» **Kurze Übung 1**:
Beantworten Sie anhand des Textes über den NSU folgende Fragen:
(a) Wer führte das Interview mit dem Historiker Wolfgang Eggert?
(b) In welchem Teil steht der Abschnitt „Der Kiesewettermord“?
(c) Mit welchem Abschnitt beginnt Teil III?

» **Text**:
NSU: Der Fall hat aussenpolitische Hintergründe – 1

Wie der NSU den Tiefen Staat nach Deutschland brachte

- von Wolfgang Eggert  -

NSU: Der Fall hat aussenpolitische Hintergründe

Wie der NSU den Tiefen Staat nach Deutschland brachte
Interview türkischer Journalisten mit dem Historiker Wolfgang Eggert

TEIL I.
. Die drei Terroranschläge
. Der NSU als Arm des Verfassungsschutzes
. Bombenterror und fremde Dienste

TEIL II.
. Die Filmauftritte des NSU
. Die “Dönermorde”
. Der Kiesewettermord

TEIL III.
. Rekonstruktion des Tathergangs
. Sauerlandterror
. Die Abrechnung
. Die “NSU-Selbstmorde”

» **Übungsdaten**:

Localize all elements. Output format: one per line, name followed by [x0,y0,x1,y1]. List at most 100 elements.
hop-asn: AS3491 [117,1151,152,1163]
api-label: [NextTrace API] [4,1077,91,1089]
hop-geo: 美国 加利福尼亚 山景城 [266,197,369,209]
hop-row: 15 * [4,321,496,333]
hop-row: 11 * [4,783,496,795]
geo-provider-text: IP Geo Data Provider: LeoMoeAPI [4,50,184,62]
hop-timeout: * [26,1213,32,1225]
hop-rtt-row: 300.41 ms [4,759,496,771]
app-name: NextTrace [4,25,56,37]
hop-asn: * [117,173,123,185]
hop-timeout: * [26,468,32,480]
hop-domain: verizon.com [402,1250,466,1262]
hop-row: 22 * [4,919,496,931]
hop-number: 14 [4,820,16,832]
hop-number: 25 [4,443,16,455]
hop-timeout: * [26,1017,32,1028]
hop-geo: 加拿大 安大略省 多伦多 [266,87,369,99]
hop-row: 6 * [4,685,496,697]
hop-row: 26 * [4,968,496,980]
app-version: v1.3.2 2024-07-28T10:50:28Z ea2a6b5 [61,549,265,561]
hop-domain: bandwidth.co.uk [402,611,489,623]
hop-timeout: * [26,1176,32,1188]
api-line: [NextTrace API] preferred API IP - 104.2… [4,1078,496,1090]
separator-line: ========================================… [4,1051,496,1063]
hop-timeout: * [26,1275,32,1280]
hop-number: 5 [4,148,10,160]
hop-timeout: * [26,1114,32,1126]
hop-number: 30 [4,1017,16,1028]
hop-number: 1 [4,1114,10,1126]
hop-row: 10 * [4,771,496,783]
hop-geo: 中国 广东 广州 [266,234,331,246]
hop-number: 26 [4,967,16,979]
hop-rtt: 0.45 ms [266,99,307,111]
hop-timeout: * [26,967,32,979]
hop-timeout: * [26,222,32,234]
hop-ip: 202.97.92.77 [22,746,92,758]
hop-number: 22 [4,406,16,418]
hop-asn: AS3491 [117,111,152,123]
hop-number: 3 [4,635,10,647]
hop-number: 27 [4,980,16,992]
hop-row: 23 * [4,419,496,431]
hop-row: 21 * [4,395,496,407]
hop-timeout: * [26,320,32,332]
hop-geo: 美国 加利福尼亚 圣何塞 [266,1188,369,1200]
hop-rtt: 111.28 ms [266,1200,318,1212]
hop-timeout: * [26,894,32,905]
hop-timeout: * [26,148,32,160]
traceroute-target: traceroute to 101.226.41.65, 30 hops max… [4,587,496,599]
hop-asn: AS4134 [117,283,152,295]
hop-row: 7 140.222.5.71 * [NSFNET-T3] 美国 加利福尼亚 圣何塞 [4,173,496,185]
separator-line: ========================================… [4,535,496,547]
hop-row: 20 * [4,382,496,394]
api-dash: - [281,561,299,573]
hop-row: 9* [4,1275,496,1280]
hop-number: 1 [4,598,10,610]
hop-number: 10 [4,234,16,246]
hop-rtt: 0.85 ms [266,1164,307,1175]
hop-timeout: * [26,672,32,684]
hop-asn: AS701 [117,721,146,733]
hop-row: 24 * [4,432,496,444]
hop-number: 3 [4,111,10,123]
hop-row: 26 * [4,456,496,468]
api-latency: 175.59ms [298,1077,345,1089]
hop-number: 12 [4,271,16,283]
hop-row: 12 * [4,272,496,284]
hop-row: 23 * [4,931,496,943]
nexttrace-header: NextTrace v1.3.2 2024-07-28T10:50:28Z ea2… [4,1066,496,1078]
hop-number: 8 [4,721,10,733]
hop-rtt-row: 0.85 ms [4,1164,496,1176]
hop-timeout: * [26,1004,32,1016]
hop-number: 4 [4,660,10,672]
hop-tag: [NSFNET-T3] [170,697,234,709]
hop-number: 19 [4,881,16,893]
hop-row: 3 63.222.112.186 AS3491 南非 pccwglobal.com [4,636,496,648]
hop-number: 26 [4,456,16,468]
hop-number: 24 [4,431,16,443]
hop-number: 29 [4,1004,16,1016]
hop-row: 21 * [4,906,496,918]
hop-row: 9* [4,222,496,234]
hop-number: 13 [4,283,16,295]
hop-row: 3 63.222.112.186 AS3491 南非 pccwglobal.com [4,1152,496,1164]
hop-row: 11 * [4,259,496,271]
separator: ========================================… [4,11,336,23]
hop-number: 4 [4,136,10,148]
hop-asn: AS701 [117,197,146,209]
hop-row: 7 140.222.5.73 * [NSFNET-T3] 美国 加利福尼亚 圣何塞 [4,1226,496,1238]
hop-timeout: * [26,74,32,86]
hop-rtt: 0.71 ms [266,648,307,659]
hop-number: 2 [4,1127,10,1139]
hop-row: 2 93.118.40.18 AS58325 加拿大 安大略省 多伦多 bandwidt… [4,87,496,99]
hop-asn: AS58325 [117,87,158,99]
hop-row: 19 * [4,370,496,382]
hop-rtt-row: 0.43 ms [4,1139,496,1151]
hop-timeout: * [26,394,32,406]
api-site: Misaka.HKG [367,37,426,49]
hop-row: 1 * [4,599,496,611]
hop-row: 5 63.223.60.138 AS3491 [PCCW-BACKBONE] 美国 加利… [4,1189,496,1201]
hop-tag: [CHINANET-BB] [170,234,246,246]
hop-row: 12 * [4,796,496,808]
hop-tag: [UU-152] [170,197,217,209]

» **Kurze Übung 2**:
Geben Sie den Abschnitt der Datensätze von ihrem Anfang bis einschließlich der Zeile mit „hop-geo: 美国 加利福尼亚 圣何塞 [266,1188,369,1200]“ wortgetreu wieder.

» **Musterlösung 1**:
(a) Türkische Journalisten.
(b) In Teil II.
(c) Mit „Rekonstruktion des Tathergangs“.

» **Musterlösung 2**:
Localize all elements. Output format: one per line, name followed by [x0,y0,x1,y1]. List at most 100 elements.
hop-asn: AS3491 [117,1151,152,1163]
api-label: [NextTrace API] [4,1077,91,1089]
hop-geo: 美国 加利福尼亚 山景城 [266,197,369,209]
hop-row: 15 * [4,321,496,333]
hop-row: 11 * [4,783,496,795]
geo-provider-text: IP Geo Data Provider: LeoMoeAPI [4,50,184,62]
hop-timeout: * [26,1213,32,1225]
hop-rtt-row: 300.41 ms [4,759,496,771]
app-name: NextTrace [4,25,56,37]
hop-asn: * [117,173,123,185]
hop-timeout: * [26,468,32,480]
hop-domain: verizon.com [402,1250,466,1262]
hop-row: 22 * [4,919,496,931]
hop-number: 14 [4,820,16,832]
hop-number: 25 [4,443,16,455]
hop-timeout: * [26,1017,32,1028]
hop-geo: 加拿大 安大略省 多伦多 [266,87,369,99]
hop-row: 6 * [4,685,496,697]
hop-row: 26 * [4,968,496,980]
app-version: v1.3.2 2024-07-28T10:50:28Z ea2a6b5 [61,549,265,561]
hop-domain: bandwidth.co.uk [402,611,489,623]
hop-timeout: * [26,1176,32,1188]
api-line: [NextTrace API] preferred API IP - 104.2… [4,1078,496,1090]
separator-line: ========================================… [4,1051,496,1063]
hop-timeout: * [26,1275,32,1280]
hop-number: 5 [4,148,10,160]
hop-timeout: * [26,1114,32,1126]
hop-number: 30 [4,1017,16,1028]
hop-number: 1 [4,1114,10,1126]
hop-row: 10 * [4,771,496,783]
hop-geo: 中国 广东 广州 [266,234,331,246]
hop-number: 26 [4,967,16,979]
hop-rtt: 0.45 ms [266,99,307,111]
hop-timeout: * [26,967,32,979]
hop-timeout: * [26,222,32,234]
hop-ip: 202.97.92.77 [22,746,92,758]
hop-number: 22 [4,406,16,418]
hop-asn: AS3491 [117,111,152,123]
hop-number: 3 [4,635,10,647]
hop-number: 27 [4,980,16,992]
hop-row: 23 * [4,419,496,431]
hop-row: 21 * [4,395,496,407]
hop-timeout: * [26,320,32,332]
hop-geo: 美国 加利福尼亚 圣何塞 [266,1188,369,1200]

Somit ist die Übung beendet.